── Raw records
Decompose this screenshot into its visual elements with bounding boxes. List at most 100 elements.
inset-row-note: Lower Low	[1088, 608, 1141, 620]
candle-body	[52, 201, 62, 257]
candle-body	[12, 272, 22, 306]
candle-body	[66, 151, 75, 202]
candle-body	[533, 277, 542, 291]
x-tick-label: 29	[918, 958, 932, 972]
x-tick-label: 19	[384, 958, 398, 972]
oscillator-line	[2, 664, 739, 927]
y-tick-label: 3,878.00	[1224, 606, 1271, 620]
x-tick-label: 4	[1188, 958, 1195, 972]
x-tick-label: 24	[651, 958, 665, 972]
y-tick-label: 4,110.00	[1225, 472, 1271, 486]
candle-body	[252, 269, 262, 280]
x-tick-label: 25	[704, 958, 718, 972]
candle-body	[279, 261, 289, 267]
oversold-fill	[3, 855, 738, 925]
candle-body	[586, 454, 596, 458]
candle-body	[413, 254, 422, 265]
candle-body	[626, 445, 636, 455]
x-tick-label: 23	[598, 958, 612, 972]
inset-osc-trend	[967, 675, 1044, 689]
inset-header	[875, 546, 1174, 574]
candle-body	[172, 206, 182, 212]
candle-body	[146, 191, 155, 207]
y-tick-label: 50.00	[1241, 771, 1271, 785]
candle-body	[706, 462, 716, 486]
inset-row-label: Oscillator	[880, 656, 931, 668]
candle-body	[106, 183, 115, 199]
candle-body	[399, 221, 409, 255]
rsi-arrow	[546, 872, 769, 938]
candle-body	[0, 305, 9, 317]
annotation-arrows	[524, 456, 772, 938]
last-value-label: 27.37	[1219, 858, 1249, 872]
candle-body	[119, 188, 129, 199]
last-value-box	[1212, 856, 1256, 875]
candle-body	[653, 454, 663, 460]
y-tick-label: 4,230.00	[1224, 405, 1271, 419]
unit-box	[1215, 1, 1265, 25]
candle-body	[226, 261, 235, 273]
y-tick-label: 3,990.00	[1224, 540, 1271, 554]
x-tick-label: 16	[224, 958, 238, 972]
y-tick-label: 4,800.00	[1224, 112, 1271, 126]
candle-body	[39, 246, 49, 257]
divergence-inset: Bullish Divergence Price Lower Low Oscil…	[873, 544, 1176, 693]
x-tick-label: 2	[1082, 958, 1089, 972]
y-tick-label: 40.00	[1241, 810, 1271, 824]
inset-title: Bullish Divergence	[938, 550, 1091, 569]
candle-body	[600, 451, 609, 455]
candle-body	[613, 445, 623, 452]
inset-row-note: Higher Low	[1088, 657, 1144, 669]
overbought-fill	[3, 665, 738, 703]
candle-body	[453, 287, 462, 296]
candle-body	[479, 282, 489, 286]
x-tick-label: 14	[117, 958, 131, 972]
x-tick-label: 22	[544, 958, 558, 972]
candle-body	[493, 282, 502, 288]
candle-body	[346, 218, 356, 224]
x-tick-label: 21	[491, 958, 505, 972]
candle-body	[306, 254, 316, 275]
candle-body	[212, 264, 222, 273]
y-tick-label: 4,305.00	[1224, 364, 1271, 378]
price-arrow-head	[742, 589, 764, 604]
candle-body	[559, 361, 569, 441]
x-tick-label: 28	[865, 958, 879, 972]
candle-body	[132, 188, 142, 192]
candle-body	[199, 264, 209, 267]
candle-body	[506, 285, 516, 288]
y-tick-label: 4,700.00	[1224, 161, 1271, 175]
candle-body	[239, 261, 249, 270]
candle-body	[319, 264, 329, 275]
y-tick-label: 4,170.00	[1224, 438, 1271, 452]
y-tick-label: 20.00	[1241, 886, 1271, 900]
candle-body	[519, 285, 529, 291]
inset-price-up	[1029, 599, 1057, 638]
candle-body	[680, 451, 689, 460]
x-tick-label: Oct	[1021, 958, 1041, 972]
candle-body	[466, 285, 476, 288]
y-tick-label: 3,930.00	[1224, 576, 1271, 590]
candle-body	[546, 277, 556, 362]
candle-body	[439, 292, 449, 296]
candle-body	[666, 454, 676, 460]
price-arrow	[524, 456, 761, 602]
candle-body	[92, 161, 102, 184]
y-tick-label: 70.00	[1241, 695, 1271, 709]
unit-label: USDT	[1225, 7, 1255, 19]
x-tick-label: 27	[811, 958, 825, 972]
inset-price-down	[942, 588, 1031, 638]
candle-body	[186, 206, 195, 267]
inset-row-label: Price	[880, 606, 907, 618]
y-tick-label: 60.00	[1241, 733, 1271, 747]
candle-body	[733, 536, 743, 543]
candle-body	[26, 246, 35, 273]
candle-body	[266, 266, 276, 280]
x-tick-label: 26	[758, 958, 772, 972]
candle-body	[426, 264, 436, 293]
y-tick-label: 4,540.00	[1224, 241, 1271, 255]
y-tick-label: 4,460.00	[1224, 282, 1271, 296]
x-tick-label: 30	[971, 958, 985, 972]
────
Copy all of the lines above word for word, changing nothing.

Decompose this screenshot into its visual elements with bounding boxes. List at most 100 elements.
inset-row-note: Lower Low	[1088, 608, 1141, 620]
candle-body	[52, 201, 62, 257]
candle-body	[12, 272, 22, 306]
candle-body	[66, 151, 75, 202]
candle-body	[533, 277, 542, 291]
x-tick-label: 29	[918, 958, 932, 972]
x-tick-label: 19	[384, 958, 398, 972]
oscillator-line	[2, 664, 739, 927]
y-tick-label: 3,878.00	[1224, 606, 1271, 620]
x-tick-label: 4	[1188, 958, 1195, 972]
x-tick-label: 24	[651, 958, 665, 972]
y-tick-label: 4,110.00	[1225, 472, 1271, 486]
candle-body	[252, 269, 262, 280]
x-tick-label: 25	[704, 958, 718, 972]
candle-body	[279, 261, 289, 267]
oversold-fill	[3, 855, 738, 925]
candle-body	[586, 454, 596, 458]
candle-body	[413, 254, 422, 265]
candle-body	[626, 445, 636, 455]
x-tick-label: 23	[598, 958, 612, 972]
inset-osc-trend	[967, 675, 1044, 689]
inset-header	[875, 546, 1174, 574]
candle-body	[172, 206, 182, 212]
candle-body	[146, 191, 155, 207]
y-tick-label: 50.00	[1241, 771, 1271, 785]
candle-body	[706, 462, 716, 486]
inset-row-label: Oscillator	[880, 656, 931, 668]
candle-body	[106, 183, 115, 199]
candle-body	[399, 221, 409, 255]
rsi-arrow	[546, 872, 769, 938]
candle-body	[0, 305, 9, 317]
annotation-arrows	[524, 456, 772, 938]
last-value-label: 27.37	[1219, 858, 1249, 872]
candle-body	[119, 188, 129, 199]
last-value-box	[1212, 856, 1256, 875]
candle-body	[653, 454, 663, 460]
y-tick-label: 4,230.00	[1224, 405, 1271, 419]
unit-box	[1215, 1, 1265, 25]
candle-body	[226, 261, 235, 273]
y-tick-label: 3,990.00	[1224, 540, 1271, 554]
x-tick-label: 16	[224, 958, 238, 972]
y-tick-label: 4,800.00	[1224, 112, 1271, 126]
candle-body	[39, 246, 49, 257]
divergence-inset: Bullish Divergence Price Lower Low Oscil…	[873, 544, 1176, 693]
x-tick-label: 2	[1082, 958, 1089, 972]
y-tick-label: 40.00	[1241, 810, 1271, 824]
inset-title: Bullish Divergence	[938, 550, 1091, 569]
candle-body	[600, 451, 609, 455]
candle-body	[613, 445, 623, 452]
inset-row-note: Higher Low	[1088, 657, 1144, 669]
overbought-fill	[3, 665, 738, 703]
candle-body	[453, 287, 462, 296]
candle-body	[479, 282, 489, 286]
x-tick-label: 14	[117, 958, 131, 972]
x-tick-label: 22	[544, 958, 558, 972]
candle-body	[493, 282, 502, 288]
candle-body	[346, 218, 356, 224]
x-tick-label: 21	[491, 958, 505, 972]
candle-body	[306, 254, 316, 275]
candle-body	[212, 264, 222, 273]
y-tick-label: 4,305.00	[1224, 364, 1271, 378]
price-arrow-head	[742, 589, 764, 604]
candle-body	[559, 361, 569, 441]
x-tick-label: 28	[865, 958, 879, 972]
candle-body	[132, 188, 142, 192]
candle-body	[199, 264, 209, 267]
candle-body	[506, 285, 516, 288]
y-tick-label: 4,700.00	[1224, 161, 1271, 175]
candle-body	[239, 261, 249, 270]
candle-body	[319, 264, 329, 275]
y-tick-label: 4,170.00	[1224, 438, 1271, 452]
y-tick-label: 20.00	[1241, 886, 1271, 900]
candle-body	[519, 285, 529, 291]
inset-price-up	[1029, 599, 1057, 638]
candle-body	[680, 451, 689, 460]
x-tick-label: Oct	[1021, 958, 1041, 972]
candle-body	[466, 285, 476, 288]
y-tick-label: 3,930.00	[1224, 576, 1271, 590]
candle-body	[546, 277, 556, 362]
candle-body	[439, 292, 449, 296]
candle-body	[666, 454, 676, 460]
price-arrow	[524, 456, 761, 602]
candle-body	[92, 161, 102, 184]
y-tick-label: 70.00	[1241, 695, 1271, 709]
unit-label: USDT	[1225, 7, 1255, 19]
x-tick-label: 27	[811, 958, 825, 972]
inset-price-down	[942, 588, 1031, 638]
candle-body	[186, 206, 195, 267]
inset-row-label: Price	[880, 606, 907, 618]
y-tick-label: 60.00	[1241, 733, 1271, 747]
candle-body	[733, 536, 743, 543]
candle-body	[26, 246, 35, 273]
candle-body	[266, 266, 276, 280]
x-tick-label: 26	[758, 958, 772, 972]
candle-body	[426, 264, 436, 293]
y-tick-label: 4,540.00	[1224, 241, 1271, 255]
y-tick-label: 4,460.00	[1224, 282, 1271, 296]
x-tick-label: 30	[971, 958, 985, 972]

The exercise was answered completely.